# YOUR OBJECTIVE
Pick out every line holding the string "Thiruvananthapuram" and copy it.

[Begin]

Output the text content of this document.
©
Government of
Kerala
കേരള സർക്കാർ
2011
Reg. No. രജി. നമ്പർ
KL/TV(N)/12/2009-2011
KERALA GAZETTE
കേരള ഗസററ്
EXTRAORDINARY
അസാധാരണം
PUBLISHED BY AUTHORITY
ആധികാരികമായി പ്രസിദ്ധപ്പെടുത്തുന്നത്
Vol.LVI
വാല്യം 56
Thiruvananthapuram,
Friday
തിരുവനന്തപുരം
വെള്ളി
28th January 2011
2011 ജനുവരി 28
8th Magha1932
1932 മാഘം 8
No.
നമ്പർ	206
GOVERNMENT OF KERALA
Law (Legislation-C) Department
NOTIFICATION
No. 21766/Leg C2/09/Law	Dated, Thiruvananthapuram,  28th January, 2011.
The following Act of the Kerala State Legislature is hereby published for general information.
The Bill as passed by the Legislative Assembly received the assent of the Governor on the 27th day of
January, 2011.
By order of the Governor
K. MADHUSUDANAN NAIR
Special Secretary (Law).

[End]

# FULL OUTPUT
Thiruvananthapuram,
No. 21766/Leg C2/09/Law	Dated, Thiruvananthapuram,  28th January, 2011.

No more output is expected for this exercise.